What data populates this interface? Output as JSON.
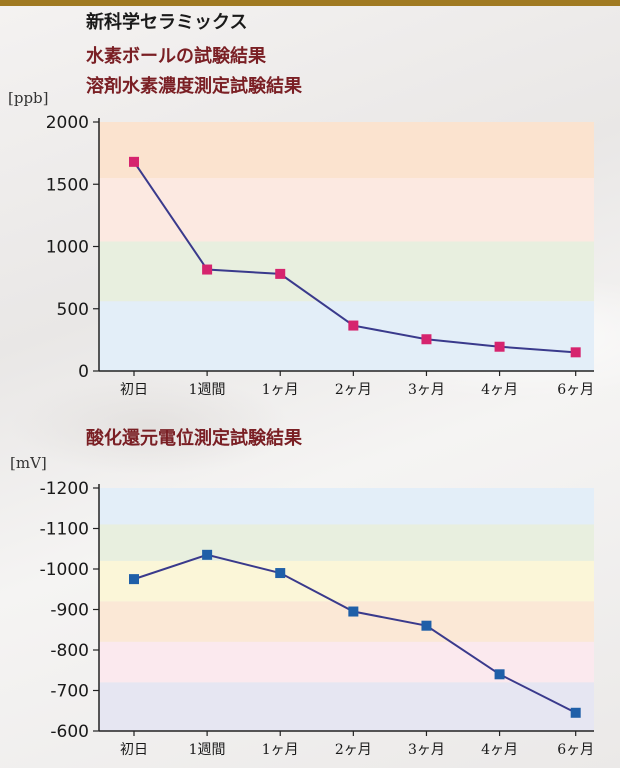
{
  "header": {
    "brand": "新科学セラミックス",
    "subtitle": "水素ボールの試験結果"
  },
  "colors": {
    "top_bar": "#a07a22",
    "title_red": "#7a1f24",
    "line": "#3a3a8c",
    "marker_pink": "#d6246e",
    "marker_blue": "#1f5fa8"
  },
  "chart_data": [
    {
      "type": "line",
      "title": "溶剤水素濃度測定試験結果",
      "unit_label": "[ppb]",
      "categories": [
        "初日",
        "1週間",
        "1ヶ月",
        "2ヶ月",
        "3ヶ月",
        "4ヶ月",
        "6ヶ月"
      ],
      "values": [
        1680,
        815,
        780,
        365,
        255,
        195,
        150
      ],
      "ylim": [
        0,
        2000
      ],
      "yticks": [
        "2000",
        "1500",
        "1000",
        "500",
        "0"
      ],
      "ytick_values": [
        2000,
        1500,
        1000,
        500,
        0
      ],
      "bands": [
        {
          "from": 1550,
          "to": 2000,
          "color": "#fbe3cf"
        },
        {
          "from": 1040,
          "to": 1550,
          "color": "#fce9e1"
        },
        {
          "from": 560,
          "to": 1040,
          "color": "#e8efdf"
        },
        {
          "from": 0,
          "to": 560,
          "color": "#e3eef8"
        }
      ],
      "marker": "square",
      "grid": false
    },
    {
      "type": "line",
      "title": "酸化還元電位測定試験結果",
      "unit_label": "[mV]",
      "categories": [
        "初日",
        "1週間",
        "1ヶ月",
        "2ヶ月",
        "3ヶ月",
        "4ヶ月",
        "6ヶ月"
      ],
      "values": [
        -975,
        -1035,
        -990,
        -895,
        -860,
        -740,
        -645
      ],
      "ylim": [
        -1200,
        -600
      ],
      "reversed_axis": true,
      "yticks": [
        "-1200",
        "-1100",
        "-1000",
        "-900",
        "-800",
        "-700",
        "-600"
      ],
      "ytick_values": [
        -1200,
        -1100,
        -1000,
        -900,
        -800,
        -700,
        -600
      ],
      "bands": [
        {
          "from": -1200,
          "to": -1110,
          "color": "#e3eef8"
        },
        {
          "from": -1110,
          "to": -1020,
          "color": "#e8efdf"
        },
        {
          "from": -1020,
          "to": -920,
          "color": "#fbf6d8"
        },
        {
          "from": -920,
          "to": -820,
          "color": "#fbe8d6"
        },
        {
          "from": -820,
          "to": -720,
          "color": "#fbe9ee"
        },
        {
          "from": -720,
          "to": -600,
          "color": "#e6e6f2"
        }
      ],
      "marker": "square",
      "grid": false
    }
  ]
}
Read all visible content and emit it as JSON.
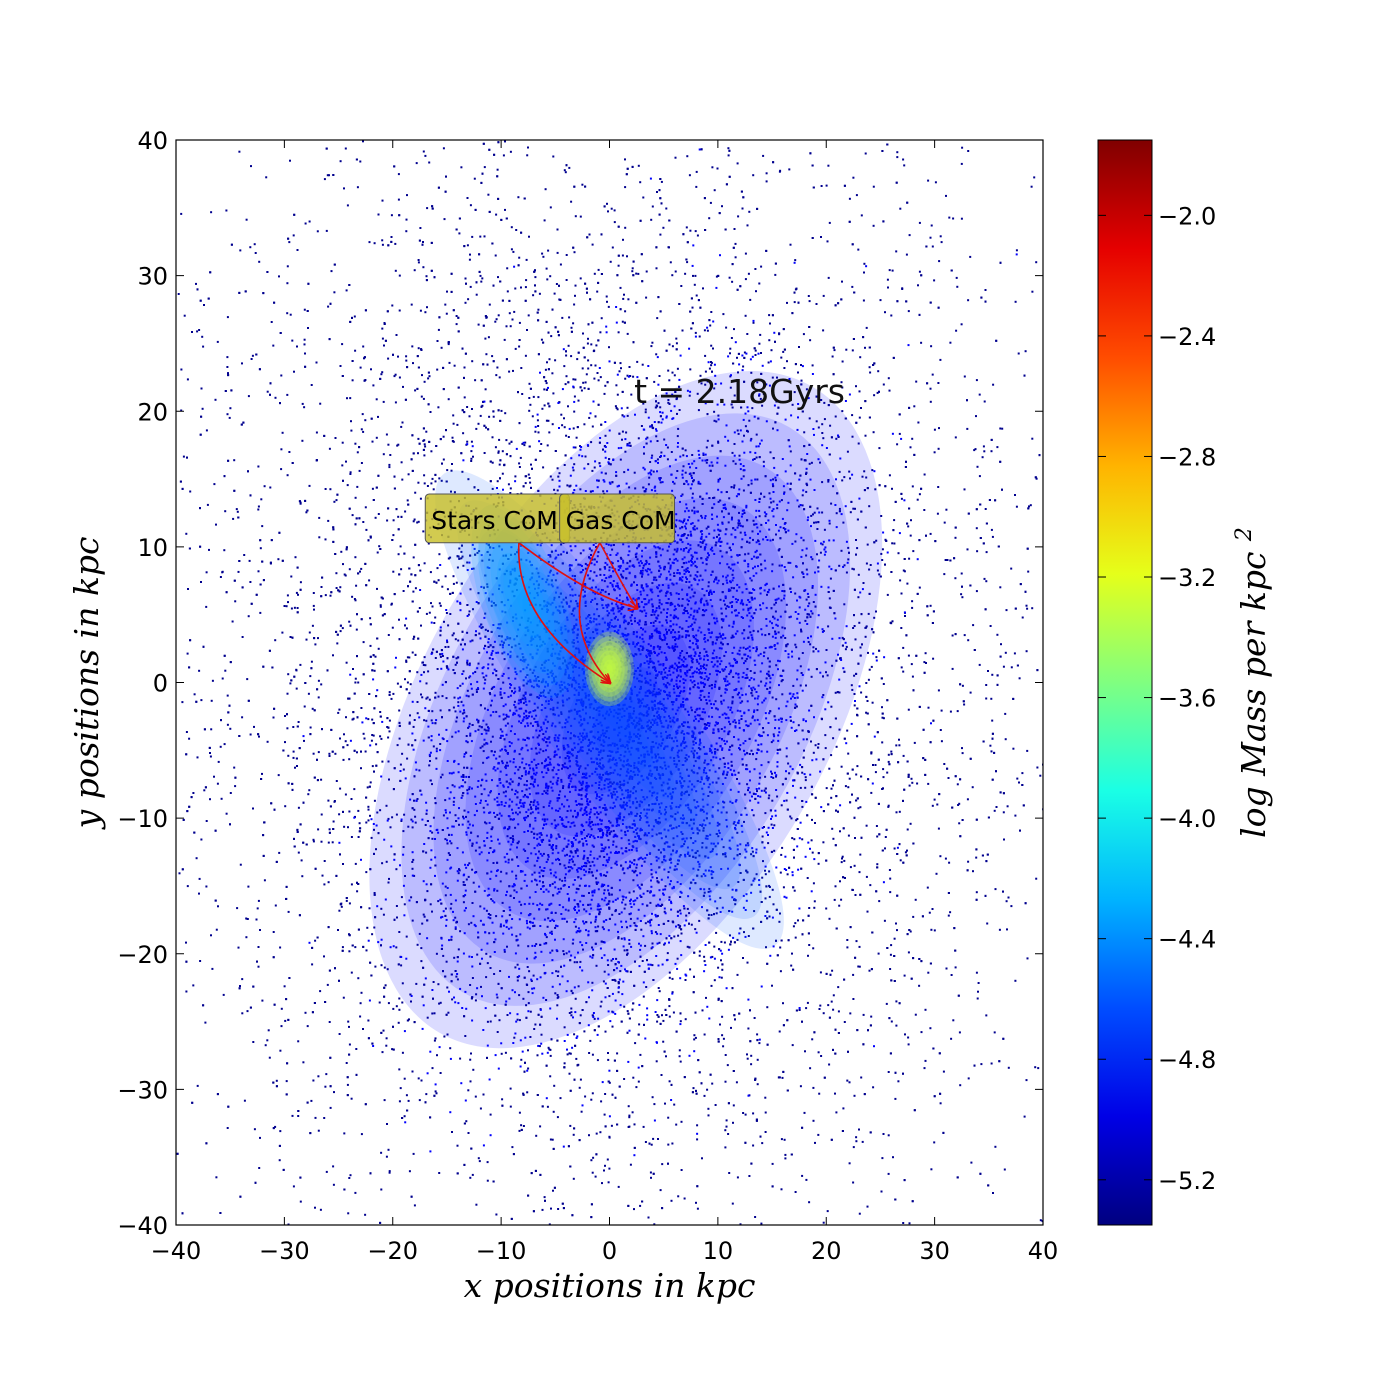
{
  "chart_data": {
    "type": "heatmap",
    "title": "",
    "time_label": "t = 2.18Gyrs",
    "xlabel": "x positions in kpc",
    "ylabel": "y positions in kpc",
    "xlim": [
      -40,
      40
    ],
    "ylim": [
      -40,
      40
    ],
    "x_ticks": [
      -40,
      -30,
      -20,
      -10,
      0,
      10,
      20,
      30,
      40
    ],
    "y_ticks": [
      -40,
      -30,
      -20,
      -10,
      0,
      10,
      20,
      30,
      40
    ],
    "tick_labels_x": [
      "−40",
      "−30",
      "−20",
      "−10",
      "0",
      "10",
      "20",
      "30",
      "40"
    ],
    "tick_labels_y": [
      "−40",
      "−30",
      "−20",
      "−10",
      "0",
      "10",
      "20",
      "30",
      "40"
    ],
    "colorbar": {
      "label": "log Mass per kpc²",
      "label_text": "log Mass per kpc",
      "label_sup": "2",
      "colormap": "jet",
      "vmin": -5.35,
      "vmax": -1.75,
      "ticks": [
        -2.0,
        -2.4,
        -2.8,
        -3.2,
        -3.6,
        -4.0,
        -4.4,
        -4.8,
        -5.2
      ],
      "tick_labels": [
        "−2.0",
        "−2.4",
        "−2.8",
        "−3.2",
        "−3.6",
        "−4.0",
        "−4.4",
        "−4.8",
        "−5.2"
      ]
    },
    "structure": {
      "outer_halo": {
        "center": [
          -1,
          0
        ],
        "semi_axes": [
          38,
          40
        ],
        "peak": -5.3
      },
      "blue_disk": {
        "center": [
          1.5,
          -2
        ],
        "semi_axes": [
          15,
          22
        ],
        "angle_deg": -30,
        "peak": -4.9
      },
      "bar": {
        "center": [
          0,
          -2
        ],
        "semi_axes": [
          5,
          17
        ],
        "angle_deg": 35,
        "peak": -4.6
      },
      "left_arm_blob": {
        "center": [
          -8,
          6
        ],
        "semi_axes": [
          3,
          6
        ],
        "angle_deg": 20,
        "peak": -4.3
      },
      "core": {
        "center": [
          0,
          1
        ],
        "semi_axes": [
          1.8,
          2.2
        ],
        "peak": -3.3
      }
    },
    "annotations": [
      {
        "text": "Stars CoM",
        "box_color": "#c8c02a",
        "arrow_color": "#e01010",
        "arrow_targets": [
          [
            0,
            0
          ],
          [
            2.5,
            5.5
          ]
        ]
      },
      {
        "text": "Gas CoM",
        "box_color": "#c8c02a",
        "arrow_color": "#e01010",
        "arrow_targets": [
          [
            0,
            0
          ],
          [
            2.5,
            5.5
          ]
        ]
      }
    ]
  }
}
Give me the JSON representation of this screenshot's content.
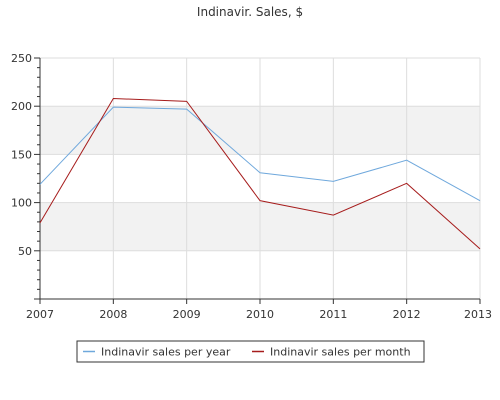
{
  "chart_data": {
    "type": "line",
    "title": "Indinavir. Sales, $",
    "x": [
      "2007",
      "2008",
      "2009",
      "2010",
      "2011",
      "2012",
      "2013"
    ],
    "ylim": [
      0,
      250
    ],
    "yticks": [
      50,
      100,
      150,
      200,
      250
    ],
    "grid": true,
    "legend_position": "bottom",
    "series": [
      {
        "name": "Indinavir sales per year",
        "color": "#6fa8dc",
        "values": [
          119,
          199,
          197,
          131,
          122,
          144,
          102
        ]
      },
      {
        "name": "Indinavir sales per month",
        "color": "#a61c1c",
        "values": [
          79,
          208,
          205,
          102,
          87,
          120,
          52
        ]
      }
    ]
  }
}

══════════

* _What is expected_:
Reproduce the full listing faithfully, but do not carry over any pictures.

* _Final result_:
What data populates this interface? Output as JSON.
{
  "header": {
    "brand": "新科学セラミックス",
    "subtitle": "水素ボールの試験結果"
  },
  "colors": {
    "top_bar": "#a07a22",
    "title_red": "#7a1f24",
    "line": "#3a3a8c",
    "marker_pink": "#d6246e",
    "marker_blue": "#1f5fa8"
  },
  "chart_data": [
    {
      "type": "line",
      "title": "溶剤水素濃度測定試験結果",
      "unit_label": "[ppb]",
      "categories": [
        "初日",
        "1週間",
        "1ヶ月",
        "2ヶ月",
        "3ヶ月",
        "4ヶ月",
        "6ヶ月"
      ],
      "values": [
        1680,
        815,
        780,
        365,
        255,
        195,
        150
      ],
      "ylim": [
        0,
        2000
      ],
      "yticks": [
        "2000",
        "1500",
        "1000",
        "500",
        "0"
      ],
      "ytick_values": [
        2000,
        1500,
        1000,
        500,
        0
      ],
      "bands": [
        {
          "from": 1550,
          "to": 2000,
          "color": "#fbe3cf"
        },
        {
          "from": 1040,
          "to": 1550,
          "color": "#fce9e1"
        },
        {
          "from": 560,
          "to": 1040,
          "color": "#e8efdf"
        },
        {
          "from": 0,
          "to": 560,
          "color": "#e3eef8"
        }
      ],
      "marker": "square",
      "grid": false
    },
    {
      "type": "line",
      "title": "酸化還元電位測定試験結果",
      "unit_label": "[mV]",
      "categories": [
        "初日",
        "1週間",
        "1ヶ月",
        "2ヶ月",
        "3ヶ月",
        "4ヶ月",
        "6ヶ月"
      ],
      "values": [
        -975,
        -1035,
        -990,
        -895,
        -860,
        -740,
        -645
      ],
      "ylim": [
        -1200,
        -600
      ],
      "reversed_axis": true,
      "yticks": [
        "-1200",
        "-1100",
        "-1000",
        "-900",
        "-800",
        "-700",
        "-600"
      ],
      "ytick_values": [
        -1200,
        -1100,
        -1000,
        -900,
        -800,
        -700,
        -600
      ],
      "bands": [
        {
          "from": -1200,
          "to": -1110,
          "color": "#e3eef8"
        },
        {
          "from": -1110,
          "to": -1020,
          "color": "#e8efdf"
        },
        {
          "from": -1020,
          "to": -920,
          "color": "#fbf6d8"
        },
        {
          "from": -920,
          "to": -820,
          "color": "#fbe8d6"
        },
        {
          "from": -820,
          "to": -720,
          "color": "#fbe9ee"
        },
        {
          "from": -720,
          "to": -600,
          "color": "#e6e6f2"
        }
      ],
      "marker": "square",
      "grid": false
    }
  ]
}
Read all visible content and emit it as JSON.
{
  "chart_data": {
    "type": "heatmap",
    "title": "",
    "time_label": "t = 2.18Gyrs",
    "xlabel": "x positions in kpc",
    "ylabel": "y positions in kpc",
    "xlim": [
      -40,
      40
    ],
    "ylim": [
      -40,
      40
    ],
    "x_ticks": [
      -40,
      -30,
      -20,
      -10,
      0,
      10,
      20,
      30,
      40
    ],
    "y_ticks": [
      -40,
      -30,
      -20,
      -10,
      0,
      10,
      20,
      30,
      40
    ],
    "tick_labels_x": [
      "−40",
      "−30",
      "−20",
      "−10",
      "0",
      "10",
      "20",
      "30",
      "40"
    ],
    "tick_labels_y": [
      "−40",
      "−30",
      "−20",
      "−10",
      "0",
      "10",
      "20",
      "30",
      "40"
    ],
    "colorbar": {
      "label": "log Mass per kpc²",
      "label_text": "log Mass per kpc",
      "label_sup": "2",
      "colormap": "jet",
      "vmin": -5.35,
      "vmax": -1.75,
      "ticks": [
        -2.0,
        -2.4,
        -2.8,
        -3.2,
        -3.6,
        -4.0,
        -4.4,
        -4.8,
        -5.2
      ],
      "tick_labels": [
        "−2.0",
        "−2.4",
        "−2.8",
        "−3.2",
        "−3.6",
        "−4.0",
        "−4.4",
        "−4.8",
        "−5.2"
      ]
    },
    "structure": {
      "outer_halo": {
        "center": [
          -1,
          0
        ],
        "semi_axes": [
          38,
          40
        ],
        "peak": -5.3
      },
      "blue_disk": {
        "center": [
          1.5,
          -2
        ],
        "semi_axes": [
          15,
          22
        ],
        "angle_deg": -30,
        "peak": -4.9
      },
      "bar": {
        "center": [
          0,
          -2
        ],
        "semi_axes": [
          5,
          17
        ],
        "angle_deg": 35,
        "peak": -4.6
      },
      "left_arm_blob": {
        "center": [
          -8,
          6
        ],
        "semi_axes": [
          3,
          6
        ],
        "angle_deg": 20,
        "peak": -4.3
      },
      "core": {
        "center": [
          0,
          1
        ],
        "semi_axes": [
          1.8,
          2.2
        ],
        "peak": -3.3
      }
    },
    "annotations": [
      {
        "text": "Stars CoM",
        "box_color": "#c8c02a",
        "arrow_color": "#e01010",
        "arrow_targets": [
          [
            0,
            0
          ],
          [
            2.5,
            5.5
          ]
        ]
      },
      {
        "text": "Gas CoM",
        "box_color": "#c8c02a",
        "arrow_color": "#e01010",
        "arrow_targets": [
          [
            0,
            0
          ],
          [
            2.5,
            5.5
          ]
        ]
      }
    ]
  }
}
Give me the JSON representation of this screenshot's content.
{
  "chart_data": {
    "type": "line",
    "title": "Indinavir. Sales, $",
    "x": [
      "2007",
      "2008",
      "2009",
      "2010",
      "2011",
      "2012",
      "2013"
    ],
    "ylim": [
      0,
      250
    ],
    "yticks": [
      50,
      100,
      150,
      200,
      250
    ],
    "grid": true,
    "legend_position": "bottom",
    "series": [
      {
        "name": "Indinavir sales per year",
        "color": "#6fa8dc",
        "values": [
          119,
          199,
          197,
          131,
          122,
          144,
          102
        ]
      },
      {
        "name": "Indinavir sales per month",
        "color": "#a61c1c",
        "values": [
          79,
          208,
          205,
          102,
          87,
          120,
          52
        ]
      }
    ]
  }
}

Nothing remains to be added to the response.